Set problem> Count how many lines mention the word "Madrid". Write that number alone.
-- start Data section --
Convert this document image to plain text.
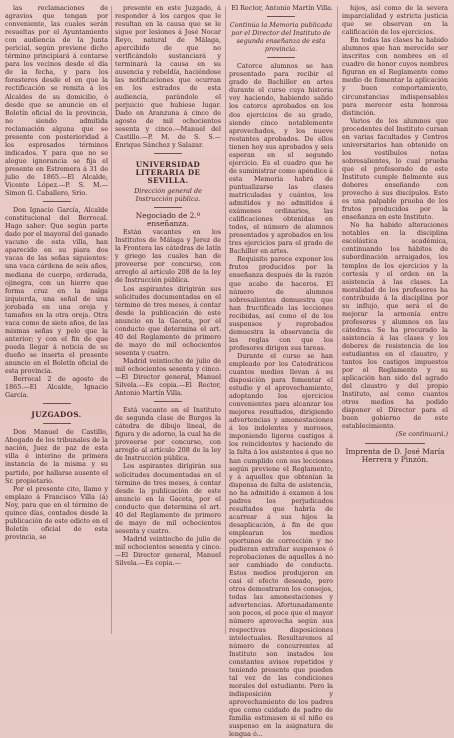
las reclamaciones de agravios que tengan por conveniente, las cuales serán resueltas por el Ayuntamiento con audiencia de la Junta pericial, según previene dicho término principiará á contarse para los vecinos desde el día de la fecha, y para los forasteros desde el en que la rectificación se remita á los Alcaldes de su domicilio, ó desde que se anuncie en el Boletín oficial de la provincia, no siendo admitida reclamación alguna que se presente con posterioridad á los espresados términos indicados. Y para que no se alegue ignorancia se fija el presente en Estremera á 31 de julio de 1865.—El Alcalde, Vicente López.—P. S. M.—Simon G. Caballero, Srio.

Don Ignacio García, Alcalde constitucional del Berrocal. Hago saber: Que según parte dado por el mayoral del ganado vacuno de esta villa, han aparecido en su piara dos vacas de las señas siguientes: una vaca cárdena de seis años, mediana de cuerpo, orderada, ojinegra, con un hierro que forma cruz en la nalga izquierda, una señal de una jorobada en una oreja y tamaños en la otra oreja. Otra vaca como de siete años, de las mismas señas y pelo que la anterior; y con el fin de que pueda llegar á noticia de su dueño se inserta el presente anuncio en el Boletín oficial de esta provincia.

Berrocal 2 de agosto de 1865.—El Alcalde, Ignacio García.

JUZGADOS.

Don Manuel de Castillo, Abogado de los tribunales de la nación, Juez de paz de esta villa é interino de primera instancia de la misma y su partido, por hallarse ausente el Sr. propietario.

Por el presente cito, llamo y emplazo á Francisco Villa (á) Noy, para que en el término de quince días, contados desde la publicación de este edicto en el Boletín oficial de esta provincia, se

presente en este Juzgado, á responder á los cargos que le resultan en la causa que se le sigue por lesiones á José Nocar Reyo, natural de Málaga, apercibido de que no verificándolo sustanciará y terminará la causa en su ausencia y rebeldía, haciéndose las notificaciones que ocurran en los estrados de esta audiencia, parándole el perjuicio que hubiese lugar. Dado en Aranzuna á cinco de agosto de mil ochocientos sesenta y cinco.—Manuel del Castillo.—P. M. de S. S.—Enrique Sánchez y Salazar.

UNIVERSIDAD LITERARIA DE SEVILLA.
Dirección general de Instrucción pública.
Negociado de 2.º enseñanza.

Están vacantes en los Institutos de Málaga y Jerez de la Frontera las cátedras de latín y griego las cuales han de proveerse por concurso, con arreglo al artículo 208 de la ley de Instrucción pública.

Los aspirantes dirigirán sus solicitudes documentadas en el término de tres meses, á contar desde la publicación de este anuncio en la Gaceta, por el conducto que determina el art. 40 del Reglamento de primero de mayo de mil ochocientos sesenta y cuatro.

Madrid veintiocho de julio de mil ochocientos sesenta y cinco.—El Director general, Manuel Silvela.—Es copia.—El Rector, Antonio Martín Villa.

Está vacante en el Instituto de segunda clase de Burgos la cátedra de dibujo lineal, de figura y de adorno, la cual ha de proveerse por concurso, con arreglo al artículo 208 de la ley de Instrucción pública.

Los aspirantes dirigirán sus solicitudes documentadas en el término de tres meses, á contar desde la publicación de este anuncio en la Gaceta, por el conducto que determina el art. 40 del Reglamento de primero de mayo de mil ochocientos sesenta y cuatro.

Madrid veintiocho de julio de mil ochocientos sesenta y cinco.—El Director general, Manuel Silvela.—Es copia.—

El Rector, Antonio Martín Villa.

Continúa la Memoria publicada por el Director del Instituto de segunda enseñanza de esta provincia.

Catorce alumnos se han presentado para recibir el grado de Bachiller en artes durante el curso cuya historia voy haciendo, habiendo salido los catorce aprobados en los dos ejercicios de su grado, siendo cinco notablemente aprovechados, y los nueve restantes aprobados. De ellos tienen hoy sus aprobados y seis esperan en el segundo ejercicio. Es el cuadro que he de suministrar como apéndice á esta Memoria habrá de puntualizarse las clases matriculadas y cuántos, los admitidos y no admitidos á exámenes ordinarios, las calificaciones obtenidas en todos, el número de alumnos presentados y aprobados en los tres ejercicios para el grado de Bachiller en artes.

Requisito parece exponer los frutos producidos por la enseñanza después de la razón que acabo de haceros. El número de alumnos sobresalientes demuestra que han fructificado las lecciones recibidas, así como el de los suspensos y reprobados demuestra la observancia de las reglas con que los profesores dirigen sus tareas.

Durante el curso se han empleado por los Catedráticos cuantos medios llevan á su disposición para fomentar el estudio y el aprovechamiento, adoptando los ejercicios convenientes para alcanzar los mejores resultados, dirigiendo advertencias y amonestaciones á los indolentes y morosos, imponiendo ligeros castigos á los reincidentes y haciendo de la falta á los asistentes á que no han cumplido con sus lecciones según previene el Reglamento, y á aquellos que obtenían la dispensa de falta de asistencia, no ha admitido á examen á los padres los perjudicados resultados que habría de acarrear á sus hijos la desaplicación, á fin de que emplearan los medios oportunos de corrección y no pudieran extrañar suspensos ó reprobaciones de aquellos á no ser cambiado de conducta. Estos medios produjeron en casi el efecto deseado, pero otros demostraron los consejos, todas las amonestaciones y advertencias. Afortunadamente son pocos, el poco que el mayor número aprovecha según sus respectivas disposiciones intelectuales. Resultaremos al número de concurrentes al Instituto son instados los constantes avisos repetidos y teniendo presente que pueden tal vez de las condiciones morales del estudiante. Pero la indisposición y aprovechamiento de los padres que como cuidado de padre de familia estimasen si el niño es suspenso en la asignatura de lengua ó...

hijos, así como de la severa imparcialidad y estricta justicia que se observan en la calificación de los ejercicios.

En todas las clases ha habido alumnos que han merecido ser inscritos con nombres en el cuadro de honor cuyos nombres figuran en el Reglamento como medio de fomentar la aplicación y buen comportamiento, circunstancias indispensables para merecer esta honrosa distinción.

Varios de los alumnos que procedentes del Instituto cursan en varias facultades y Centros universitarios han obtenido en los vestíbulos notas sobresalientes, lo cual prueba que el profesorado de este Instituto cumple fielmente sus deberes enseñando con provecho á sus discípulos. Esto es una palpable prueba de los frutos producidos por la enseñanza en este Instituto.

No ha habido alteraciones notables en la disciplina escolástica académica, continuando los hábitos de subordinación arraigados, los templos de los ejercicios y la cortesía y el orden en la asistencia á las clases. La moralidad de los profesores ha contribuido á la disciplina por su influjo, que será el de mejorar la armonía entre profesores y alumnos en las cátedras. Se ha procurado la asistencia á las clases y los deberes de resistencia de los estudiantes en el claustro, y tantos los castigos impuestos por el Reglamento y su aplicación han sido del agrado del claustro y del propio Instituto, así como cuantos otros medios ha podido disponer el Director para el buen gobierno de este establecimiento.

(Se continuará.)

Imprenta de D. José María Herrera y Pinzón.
-- end Data section --
-- start Data section --
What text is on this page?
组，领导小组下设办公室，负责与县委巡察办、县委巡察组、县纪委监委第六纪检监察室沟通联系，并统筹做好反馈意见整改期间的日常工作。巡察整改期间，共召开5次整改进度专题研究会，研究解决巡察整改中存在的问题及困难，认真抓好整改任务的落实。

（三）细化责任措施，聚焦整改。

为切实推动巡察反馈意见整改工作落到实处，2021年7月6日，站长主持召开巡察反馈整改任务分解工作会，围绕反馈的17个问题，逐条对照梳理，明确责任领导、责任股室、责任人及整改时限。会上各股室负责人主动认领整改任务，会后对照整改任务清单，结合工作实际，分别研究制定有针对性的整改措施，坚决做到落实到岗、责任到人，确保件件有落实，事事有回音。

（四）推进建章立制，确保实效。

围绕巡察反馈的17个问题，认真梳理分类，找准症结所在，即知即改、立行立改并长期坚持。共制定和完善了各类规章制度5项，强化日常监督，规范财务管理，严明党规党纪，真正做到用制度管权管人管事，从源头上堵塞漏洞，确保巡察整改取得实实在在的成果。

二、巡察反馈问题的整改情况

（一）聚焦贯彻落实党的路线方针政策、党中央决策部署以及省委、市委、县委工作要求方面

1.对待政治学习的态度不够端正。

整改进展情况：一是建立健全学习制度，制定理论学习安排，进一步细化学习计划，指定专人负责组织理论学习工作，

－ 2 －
-- end Data section --
-- start Data section --
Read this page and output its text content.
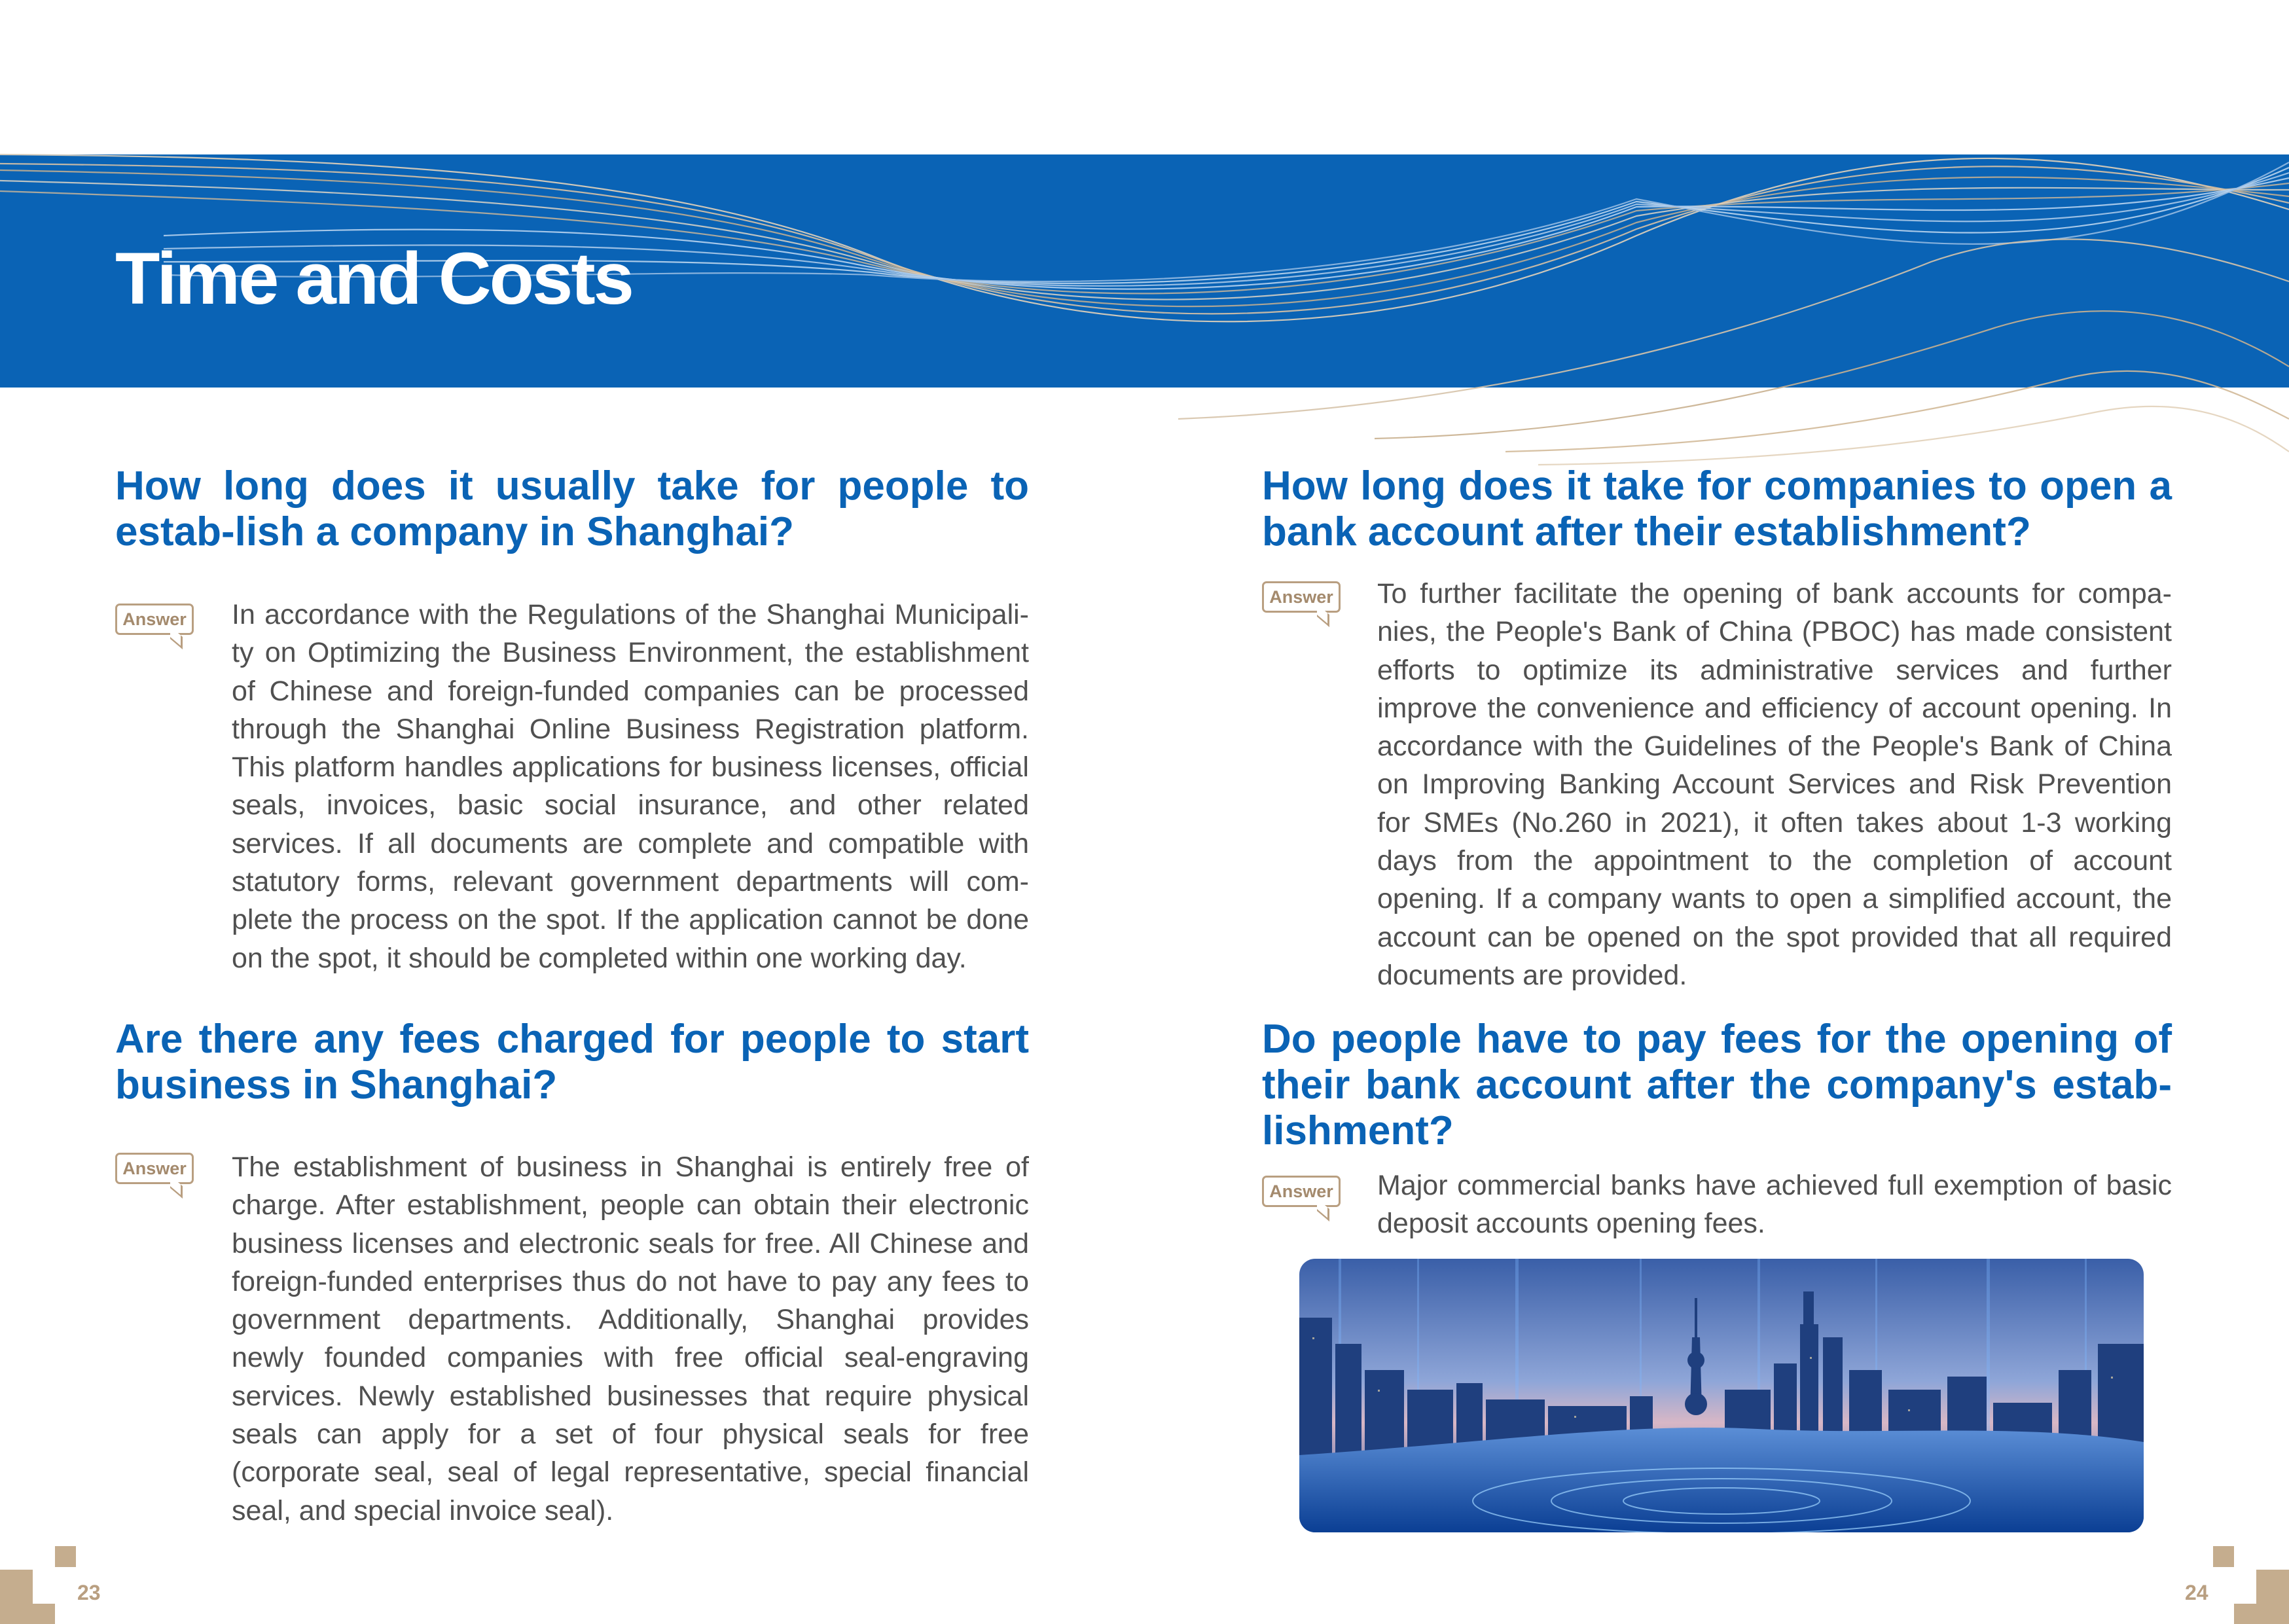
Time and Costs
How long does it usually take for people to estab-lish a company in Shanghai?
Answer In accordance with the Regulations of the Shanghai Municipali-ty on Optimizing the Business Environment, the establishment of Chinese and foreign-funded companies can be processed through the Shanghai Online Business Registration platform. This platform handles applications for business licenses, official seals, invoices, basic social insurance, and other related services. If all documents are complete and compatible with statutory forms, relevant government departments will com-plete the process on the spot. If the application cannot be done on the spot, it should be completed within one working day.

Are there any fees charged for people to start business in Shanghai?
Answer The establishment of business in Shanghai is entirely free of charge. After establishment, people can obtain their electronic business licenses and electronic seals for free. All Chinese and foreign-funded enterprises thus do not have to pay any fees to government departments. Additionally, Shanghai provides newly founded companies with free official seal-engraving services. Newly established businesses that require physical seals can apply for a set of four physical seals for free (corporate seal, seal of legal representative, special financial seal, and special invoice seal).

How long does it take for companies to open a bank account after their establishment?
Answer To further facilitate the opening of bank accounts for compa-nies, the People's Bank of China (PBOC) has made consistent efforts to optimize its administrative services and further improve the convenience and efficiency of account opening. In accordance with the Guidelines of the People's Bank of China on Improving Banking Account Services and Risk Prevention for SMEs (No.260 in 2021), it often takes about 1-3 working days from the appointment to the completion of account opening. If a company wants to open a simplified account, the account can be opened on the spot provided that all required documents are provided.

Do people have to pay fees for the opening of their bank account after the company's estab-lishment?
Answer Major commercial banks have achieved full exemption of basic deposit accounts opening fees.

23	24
-- end Data section --
Task response> 2